◆ What the task asks:
Scan the listing that follows and report how many lines contain "grid". Write the number alone.

[Dataset rows about figures]
▼
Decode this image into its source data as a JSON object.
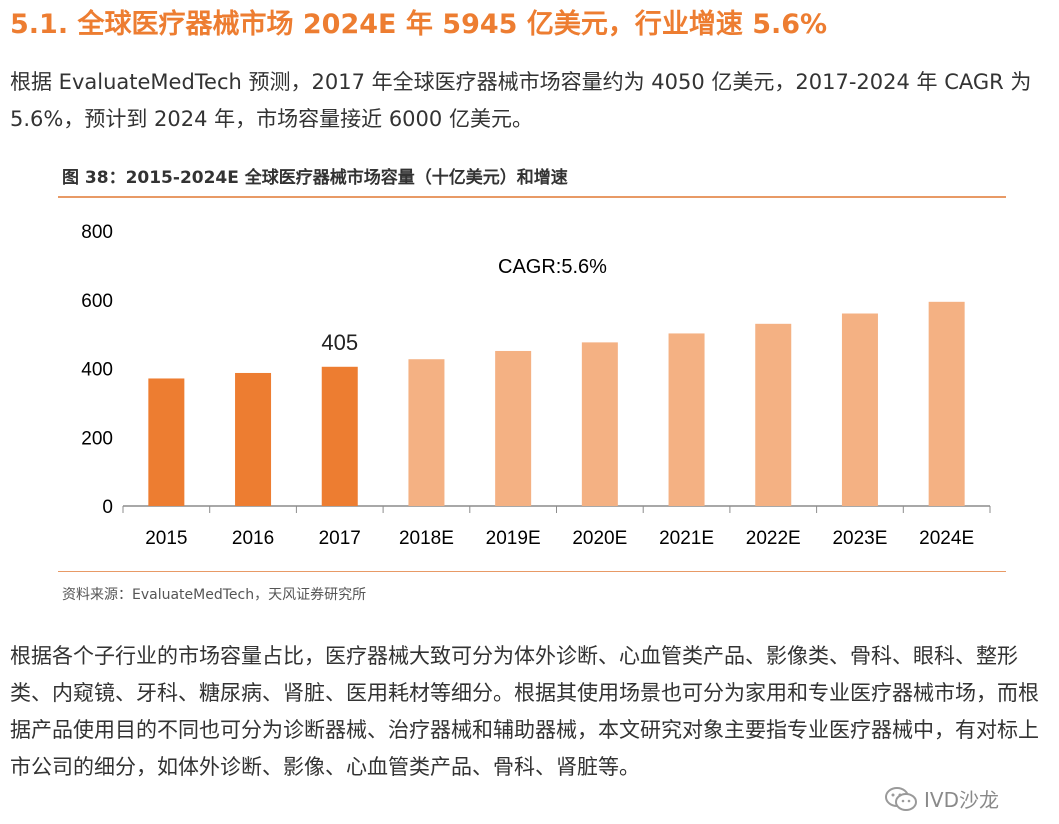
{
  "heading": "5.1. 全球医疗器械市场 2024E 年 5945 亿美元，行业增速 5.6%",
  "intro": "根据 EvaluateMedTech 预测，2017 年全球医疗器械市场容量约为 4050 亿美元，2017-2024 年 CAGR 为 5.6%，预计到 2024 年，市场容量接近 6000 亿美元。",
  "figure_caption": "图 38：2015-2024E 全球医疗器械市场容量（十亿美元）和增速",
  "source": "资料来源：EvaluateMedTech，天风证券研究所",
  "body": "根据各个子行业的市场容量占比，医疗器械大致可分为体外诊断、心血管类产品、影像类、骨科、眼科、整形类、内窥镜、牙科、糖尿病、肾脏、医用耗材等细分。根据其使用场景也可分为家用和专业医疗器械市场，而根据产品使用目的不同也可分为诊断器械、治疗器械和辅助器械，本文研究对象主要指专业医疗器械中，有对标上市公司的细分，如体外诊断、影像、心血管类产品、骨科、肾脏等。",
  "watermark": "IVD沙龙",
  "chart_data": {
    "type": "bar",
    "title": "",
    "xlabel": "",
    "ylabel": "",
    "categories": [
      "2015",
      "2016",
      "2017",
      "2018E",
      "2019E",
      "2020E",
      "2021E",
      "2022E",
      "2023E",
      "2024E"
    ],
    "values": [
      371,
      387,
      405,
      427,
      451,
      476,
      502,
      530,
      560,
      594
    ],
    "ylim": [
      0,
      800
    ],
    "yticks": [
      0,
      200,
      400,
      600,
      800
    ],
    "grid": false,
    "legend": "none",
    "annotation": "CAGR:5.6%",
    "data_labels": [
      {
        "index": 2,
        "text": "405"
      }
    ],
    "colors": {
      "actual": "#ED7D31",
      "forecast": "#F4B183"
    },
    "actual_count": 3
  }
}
▲
▼
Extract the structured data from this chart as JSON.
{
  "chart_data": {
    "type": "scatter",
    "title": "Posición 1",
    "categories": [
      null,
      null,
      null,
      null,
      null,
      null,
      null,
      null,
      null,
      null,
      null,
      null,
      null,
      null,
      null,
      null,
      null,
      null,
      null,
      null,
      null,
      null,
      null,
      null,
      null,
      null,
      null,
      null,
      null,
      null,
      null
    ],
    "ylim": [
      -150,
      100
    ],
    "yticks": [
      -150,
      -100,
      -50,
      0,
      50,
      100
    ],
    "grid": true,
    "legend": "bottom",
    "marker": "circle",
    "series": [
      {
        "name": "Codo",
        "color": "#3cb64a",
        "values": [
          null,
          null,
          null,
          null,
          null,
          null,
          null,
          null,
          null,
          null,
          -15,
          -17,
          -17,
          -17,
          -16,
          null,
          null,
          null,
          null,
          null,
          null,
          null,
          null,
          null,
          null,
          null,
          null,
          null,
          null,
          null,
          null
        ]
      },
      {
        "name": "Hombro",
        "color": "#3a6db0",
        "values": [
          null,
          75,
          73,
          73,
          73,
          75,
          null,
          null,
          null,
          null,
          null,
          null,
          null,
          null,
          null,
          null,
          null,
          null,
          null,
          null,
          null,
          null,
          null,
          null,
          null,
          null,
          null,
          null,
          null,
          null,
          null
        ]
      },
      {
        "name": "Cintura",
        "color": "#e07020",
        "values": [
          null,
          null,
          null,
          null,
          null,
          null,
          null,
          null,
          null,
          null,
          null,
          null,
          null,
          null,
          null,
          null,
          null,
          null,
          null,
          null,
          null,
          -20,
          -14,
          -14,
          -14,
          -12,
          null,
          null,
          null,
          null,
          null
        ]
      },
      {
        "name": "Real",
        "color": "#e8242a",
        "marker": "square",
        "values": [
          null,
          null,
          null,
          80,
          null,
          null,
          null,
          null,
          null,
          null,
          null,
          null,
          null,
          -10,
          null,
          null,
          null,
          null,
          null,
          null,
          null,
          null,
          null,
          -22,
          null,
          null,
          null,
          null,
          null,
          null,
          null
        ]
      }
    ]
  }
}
▲
▼
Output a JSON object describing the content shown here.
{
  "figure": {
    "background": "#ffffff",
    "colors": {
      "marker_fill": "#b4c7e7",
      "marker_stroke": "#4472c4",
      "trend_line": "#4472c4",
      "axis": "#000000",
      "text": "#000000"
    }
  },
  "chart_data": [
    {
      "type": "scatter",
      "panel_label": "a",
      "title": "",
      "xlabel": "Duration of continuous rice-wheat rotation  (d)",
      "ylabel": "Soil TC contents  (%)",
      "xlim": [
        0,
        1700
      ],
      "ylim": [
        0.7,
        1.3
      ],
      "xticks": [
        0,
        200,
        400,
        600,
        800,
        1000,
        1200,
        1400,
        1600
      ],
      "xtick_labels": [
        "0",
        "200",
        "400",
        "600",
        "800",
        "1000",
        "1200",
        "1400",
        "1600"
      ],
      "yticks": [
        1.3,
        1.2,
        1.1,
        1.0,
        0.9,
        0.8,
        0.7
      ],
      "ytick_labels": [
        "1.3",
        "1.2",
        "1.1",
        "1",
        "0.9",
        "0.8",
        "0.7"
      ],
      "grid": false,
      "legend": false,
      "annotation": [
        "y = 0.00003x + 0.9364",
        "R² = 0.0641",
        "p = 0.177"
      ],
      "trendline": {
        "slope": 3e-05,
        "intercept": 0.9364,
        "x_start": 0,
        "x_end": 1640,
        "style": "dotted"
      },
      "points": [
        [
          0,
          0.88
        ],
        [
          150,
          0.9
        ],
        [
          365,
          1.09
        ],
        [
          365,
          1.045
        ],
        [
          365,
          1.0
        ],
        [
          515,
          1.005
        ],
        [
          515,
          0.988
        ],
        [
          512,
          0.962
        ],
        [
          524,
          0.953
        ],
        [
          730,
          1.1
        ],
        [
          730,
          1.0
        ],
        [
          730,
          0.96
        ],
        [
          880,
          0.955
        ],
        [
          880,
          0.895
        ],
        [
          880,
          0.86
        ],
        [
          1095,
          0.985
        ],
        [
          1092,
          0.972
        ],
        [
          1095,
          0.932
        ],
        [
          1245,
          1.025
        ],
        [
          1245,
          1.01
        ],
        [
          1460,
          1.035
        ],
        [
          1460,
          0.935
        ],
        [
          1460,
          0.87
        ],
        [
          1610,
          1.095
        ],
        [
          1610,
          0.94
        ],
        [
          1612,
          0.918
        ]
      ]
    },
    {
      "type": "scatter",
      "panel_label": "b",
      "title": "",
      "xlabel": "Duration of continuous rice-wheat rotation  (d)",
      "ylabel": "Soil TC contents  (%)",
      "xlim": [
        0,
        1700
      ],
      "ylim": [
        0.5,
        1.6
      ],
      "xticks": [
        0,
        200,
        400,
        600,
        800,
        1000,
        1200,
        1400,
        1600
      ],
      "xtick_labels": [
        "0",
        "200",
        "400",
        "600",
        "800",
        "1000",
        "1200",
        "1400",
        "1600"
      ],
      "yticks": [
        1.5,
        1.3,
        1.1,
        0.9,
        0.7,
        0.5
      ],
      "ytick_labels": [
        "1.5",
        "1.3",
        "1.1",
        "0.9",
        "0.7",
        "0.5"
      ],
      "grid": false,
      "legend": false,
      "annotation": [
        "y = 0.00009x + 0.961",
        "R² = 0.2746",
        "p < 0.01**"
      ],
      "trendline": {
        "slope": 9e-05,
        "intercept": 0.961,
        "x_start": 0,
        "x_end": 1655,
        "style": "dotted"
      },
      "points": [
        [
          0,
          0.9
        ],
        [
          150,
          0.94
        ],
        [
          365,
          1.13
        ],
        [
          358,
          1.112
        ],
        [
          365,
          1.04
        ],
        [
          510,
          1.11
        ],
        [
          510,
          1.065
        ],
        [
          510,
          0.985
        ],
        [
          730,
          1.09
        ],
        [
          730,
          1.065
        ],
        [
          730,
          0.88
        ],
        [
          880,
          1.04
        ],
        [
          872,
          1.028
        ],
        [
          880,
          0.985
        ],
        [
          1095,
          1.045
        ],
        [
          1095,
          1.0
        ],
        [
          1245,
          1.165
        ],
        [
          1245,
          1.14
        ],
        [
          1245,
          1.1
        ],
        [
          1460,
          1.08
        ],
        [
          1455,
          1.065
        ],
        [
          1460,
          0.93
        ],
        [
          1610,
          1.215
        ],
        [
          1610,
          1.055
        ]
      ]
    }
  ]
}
▲
◆ Result for this task:
4